Exercise description
Every line of the material that follows must be printed again exactly.

Data items
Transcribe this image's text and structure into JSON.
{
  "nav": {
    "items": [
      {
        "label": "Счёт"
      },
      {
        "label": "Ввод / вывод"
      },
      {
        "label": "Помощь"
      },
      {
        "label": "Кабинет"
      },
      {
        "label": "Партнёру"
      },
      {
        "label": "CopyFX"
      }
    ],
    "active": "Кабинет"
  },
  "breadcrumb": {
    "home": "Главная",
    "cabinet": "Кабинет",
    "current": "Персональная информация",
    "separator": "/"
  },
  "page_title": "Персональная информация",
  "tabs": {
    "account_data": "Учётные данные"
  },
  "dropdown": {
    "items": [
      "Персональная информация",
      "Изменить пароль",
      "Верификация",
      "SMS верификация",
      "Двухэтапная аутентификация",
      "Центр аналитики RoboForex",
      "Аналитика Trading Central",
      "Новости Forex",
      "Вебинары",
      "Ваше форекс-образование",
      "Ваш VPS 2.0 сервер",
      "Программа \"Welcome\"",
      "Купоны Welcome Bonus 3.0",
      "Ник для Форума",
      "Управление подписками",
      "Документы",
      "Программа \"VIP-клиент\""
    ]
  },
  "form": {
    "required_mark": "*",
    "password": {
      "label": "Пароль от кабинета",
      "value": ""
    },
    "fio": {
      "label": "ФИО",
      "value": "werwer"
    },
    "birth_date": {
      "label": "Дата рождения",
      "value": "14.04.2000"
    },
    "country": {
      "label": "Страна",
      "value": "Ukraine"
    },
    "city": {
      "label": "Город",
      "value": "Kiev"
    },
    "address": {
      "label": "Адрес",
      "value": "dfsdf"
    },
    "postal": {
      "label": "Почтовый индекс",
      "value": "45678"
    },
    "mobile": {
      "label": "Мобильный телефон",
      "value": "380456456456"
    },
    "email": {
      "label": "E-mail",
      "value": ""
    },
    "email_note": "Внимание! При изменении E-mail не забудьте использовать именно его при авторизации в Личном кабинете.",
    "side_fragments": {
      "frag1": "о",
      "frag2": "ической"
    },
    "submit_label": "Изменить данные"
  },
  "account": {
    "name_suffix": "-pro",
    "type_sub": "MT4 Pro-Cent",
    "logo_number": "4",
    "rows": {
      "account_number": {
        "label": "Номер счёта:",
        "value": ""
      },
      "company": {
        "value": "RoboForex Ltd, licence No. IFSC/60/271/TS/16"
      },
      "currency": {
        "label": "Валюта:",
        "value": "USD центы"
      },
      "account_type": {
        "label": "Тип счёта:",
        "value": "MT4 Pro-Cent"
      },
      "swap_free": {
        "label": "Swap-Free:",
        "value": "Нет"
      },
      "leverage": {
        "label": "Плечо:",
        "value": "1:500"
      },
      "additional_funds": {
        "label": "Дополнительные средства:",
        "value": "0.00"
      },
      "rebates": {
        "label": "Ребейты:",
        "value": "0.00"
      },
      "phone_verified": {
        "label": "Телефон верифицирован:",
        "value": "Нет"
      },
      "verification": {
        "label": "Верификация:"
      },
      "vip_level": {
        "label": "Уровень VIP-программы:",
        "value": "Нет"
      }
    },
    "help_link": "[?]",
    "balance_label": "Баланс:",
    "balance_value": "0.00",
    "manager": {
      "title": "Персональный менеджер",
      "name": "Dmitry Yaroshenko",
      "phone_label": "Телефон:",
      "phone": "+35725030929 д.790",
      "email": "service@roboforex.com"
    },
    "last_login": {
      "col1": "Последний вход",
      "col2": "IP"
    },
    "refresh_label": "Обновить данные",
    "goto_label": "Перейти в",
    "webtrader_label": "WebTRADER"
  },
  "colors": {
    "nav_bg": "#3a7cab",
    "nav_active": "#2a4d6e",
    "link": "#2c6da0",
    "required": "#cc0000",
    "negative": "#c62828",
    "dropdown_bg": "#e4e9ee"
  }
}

Result of this task
Transcribe this image's text and structure into JSON.
{
  "nav": {
    "items": [
      {
        "label": "Счёт"
      },
      {
        "label": "Ввод / вывод"
      },
      {
        "label": "Помощь"
      },
      {
        "label": "Кабинет"
      },
      {
        "label": "Партнёру"
      },
      {
        "label": "CopyFX"
      }
    ],
    "active": "Кабинет"
  },
  "breadcrumb": {
    "home": "Главная",
    "cabinet": "Кабинет",
    "current": "Персональная информация",
    "separator": "/"
  },
  "page_title": "Персональная информация",
  "tabs": {
    "account_data": "Учётные данные"
  },
  "dropdown": {
    "items": [
      "Персональная информация",
      "Изменить пароль",
      "Верификация",
      "SMS верификация",
      "Двухэтапная аутентификация",
      "Центр аналитики RoboForex",
      "Аналитика Trading Central",
      "Новости Forex",
      "Вебинары",
      "Ваше форекс-образование",
      "Ваш VPS 2.0 сервер",
      "Программа \"Welcome\"",
      "Купоны Welcome Bonus 3.0",
      "Ник для Форума",
      "Управление подписками",
      "Документы",
      "Программа \"VIP-клиент\""
    ]
  },
  "form": {
    "required_mark": "*",
    "password": {
      "label": "Пароль от кабинета",
      "value": ""
    },
    "fio": {
      "label": "ФИО",
      "value": "werwer"
    },
    "birth_date": {
      "label": "Дата рождения",
      "value": "14.04.2000"
    },
    "country": {
      "label": "Страна",
      "value": "Ukraine"
    },
    "city": {
      "label": "Город",
      "value": "Kiev"
    },
    "address": {
      "label": "Адрес",
      "value": "dfsdf"
    },
    "postal": {
      "label": "Почтовый индекс",
      "value": "45678"
    },
    "mobile": {
      "label": "Мобильный телефон",
      "value": "380456456456"
    },
    "email": {
      "label": "E-mail",
      "value": ""
    },
    "email_note": "Внимание! При изменении E-mail не забудьте использовать именно его при авторизации в Личном кабинете.",
    "side_fragments": {
      "frag1": "о",
      "frag2": "ической"
    },
    "submit_label": "Изменить данные"
  },
  "account": {
    "name_suffix": "-pro",
    "type_sub": "MT4 Pro-Cent",
    "logo_number": "4",
    "rows": {
      "account_number": {
        "label": "Номер счёта:",
        "value": ""
      },
      "company": {
        "value": "RoboForex Ltd, licence No. IFSC/60/271/TS/16"
      },
      "currency": {
        "label": "Валюта:",
        "value": "USD центы"
      },
      "account_type": {
        "label": "Тип счёта:",
        "value": "MT4 Pro-Cent"
      },
      "swap_free": {
        "label": "Swap-Free:",
        "value": "Нет"
      },
      "leverage": {
        "label": "Плечо:",
        "value": "1:500"
      },
      "additional_funds": {
        "label": "Дополнительные средства:",
        "value": "0.00"
      },
      "rebates": {
        "label": "Ребейты:",
        "value": "0.00"
      },
      "phone_verified": {
        "label": "Телефон верифицирован:",
        "value": "Нет"
      },
      "verification": {
        "label": "Верификация:"
      },
      "vip_level": {
        "label": "Уровень VIP-программы:",
        "value": "Нет"
      }
    },
    "help_link": "[?]",
    "balance_label": "Баланс:",
    "balance_value": "0.00",
    "manager": {
      "title": "Персональный менеджер",
      "name": "Dmitry Yaroshenko",
      "phone_label": "Телефон:",
      "phone": "+35725030929 д.790",
      "email": "service@roboforex.com"
    },
    "last_login": {
      "col1": "Последний вход",
      "col2": "IP"
    },
    "refresh_label": "Обновить данные",
    "goto_label": "Перейти в",
    "webtrader_label": "WebTRADER"
  },
  "colors": {
    "nav_bg": "#3a7cab",
    "nav_active": "#2a4d6e",
    "link": "#2c6da0",
    "required": "#cc0000",
    "negative": "#c62828",
    "dropdown_bg": "#e4e9ee"
  }
}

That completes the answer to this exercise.